[Extracts from a graphics dataset]
——

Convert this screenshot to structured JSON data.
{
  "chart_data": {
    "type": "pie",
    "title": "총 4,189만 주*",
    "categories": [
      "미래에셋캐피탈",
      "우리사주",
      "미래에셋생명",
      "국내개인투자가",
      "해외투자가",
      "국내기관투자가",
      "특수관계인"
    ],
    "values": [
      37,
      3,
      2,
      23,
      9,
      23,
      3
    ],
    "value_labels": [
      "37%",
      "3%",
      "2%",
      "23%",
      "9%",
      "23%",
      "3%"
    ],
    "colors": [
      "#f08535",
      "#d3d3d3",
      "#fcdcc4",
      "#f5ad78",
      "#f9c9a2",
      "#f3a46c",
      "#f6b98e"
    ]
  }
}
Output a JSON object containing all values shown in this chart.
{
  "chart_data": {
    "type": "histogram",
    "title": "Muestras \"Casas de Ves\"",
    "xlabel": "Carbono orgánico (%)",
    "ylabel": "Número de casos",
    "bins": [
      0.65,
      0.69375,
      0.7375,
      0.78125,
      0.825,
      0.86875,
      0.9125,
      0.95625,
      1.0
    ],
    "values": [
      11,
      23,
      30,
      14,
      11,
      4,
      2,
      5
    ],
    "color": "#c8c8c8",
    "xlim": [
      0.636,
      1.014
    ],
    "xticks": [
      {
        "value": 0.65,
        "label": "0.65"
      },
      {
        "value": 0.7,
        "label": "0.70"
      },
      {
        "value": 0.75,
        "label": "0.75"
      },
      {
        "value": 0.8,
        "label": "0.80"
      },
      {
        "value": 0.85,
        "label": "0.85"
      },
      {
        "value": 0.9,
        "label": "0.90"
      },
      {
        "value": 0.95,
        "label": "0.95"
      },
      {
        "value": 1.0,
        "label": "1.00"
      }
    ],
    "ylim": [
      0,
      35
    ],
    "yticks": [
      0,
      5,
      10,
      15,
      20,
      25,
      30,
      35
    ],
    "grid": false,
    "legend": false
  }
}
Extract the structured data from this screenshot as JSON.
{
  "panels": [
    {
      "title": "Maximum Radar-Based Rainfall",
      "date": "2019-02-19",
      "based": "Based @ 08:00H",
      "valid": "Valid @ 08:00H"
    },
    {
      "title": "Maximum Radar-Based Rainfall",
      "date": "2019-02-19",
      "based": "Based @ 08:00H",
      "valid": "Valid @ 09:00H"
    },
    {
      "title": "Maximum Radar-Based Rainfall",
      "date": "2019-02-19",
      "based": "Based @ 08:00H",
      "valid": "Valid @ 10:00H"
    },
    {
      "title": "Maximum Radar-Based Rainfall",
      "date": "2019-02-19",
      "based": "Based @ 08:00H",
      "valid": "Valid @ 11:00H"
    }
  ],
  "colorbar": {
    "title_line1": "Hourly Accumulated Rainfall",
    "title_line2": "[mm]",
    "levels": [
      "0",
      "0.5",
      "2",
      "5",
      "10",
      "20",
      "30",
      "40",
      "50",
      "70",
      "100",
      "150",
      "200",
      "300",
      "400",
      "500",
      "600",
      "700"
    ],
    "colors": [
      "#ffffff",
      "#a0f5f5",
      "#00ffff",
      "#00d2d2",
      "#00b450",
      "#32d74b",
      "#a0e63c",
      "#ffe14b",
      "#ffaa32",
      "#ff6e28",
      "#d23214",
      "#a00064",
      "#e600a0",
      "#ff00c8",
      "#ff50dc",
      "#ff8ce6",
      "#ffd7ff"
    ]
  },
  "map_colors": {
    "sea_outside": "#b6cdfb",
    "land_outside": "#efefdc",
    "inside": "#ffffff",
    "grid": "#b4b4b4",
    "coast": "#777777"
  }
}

——

Using the data above, repeat every line exactly.

» Solution
Convert this screenshot to structured JSON data.
{
  "chart_data": {
    "type": "pie",
    "title": "총 4,189만 주*",
    "categories": [
      "미래에셋캐피탈",
      "우리사주",
      "미래에셋생명",
      "국내개인투자가",
      "해외투자가",
      "국내기관투자가",
      "특수관계인"
    ],
    "values": [
      37,
      3,
      2,
      23,
      9,
      23,
      3
    ],
    "value_labels": [
      "37%",
      "3%",
      "2%",
      "23%",
      "9%",
      "23%",
      "3%"
    ],
    "colors": [
      "#f08535",
      "#d3d3d3",
      "#fcdcc4",
      "#f5ad78",
      "#f9c9a2",
      "#f3a46c",
      "#f6b98e"
    ]
  }
}
Output a JSON object containing all values shown in this chart.
{
  "chart_data": {
    "type": "histogram",
    "title": "Muestras \"Casas de Ves\"",
    "xlabel": "Carbono orgánico (%)",
    "ylabel": "Número de casos",
    "bins": [
      0.65,
      0.69375,
      0.7375,
      0.78125,
      0.825,
      0.86875,
      0.9125,
      0.95625,
      1.0
    ],
    "values": [
      11,
      23,
      30,
      14,
      11,
      4,
      2,
      5
    ],
    "color": "#c8c8c8",
    "xlim": [
      0.636,
      1.014
    ],
    "xticks": [
      {
        "value": 0.65,
        "label": "0.65"
      },
      {
        "value": 0.7,
        "label": "0.70"
      },
      {
        "value": 0.75,
        "label": "0.75"
      },
      {
        "value": 0.8,
        "label": "0.80"
      },
      {
        "value": 0.85,
        "label": "0.85"
      },
      {
        "value": 0.9,
        "label": "0.90"
      },
      {
        "value": 0.95,
        "label": "0.95"
      },
      {
        "value": 1.0,
        "label": "1.00"
      }
    ],
    "ylim": [
      0,
      35
    ],
    "yticks": [
      0,
      5,
      10,
      15,
      20,
      25,
      30,
      35
    ],
    "grid": false,
    "legend": false
  }
}
Extract the structured data from this screenshot as JSON.
{
  "panels": [
    {
      "title": "Maximum Radar-Based Rainfall",
      "date": "2019-02-19",
      "based": "Based @ 08:00H",
      "valid": "Valid @ 08:00H"
    },
    {
      "title": "Maximum Radar-Based Rainfall",
      "date": "2019-02-19",
      "based": "Based @ 08:00H",
      "valid": "Valid @ 09:00H"
    },
    {
      "title": "Maximum Radar-Based Rainfall",
      "date": "2019-02-19",
      "based": "Based @ 08:00H",
      "valid": "Valid @ 10:00H"
    },
    {
      "title": "Maximum Radar-Based Rainfall",
      "date": "2019-02-19",
      "based": "Based @ 08:00H",
      "valid": "Valid @ 11:00H"
    }
  ],
  "colorbar": {
    "title_line1": "Hourly Accumulated Rainfall",
    "title_line2": "[mm]",
    "levels": [
      "0",
      "0.5",
      "2",
      "5",
      "10",
      "20",
      "30",
      "40",
      "50",
      "70",
      "100",
      "150",
      "200",
      "300",
      "400",
      "500",
      "600",
      "700"
    ],
    "colors": [
      "#ffffff",
      "#a0f5f5",
      "#00ffff",
      "#00d2d2",
      "#00b450",
      "#32d74b",
      "#a0e63c",
      "#ffe14b",
      "#ffaa32",
      "#ff6e28",
      "#d23214",
      "#a00064",
      "#e600a0",
      "#ff00c8",
      "#ff50dc",
      "#ff8ce6",
      "#ffd7ff"
    ]
  },
  "map_colors": {
    "sea_outside": "#b6cdfb",
    "land_outside": "#efefdc",
    "inside": "#ffffff",
    "grid": "#b4b4b4",
    "coast": "#777777"
  }
}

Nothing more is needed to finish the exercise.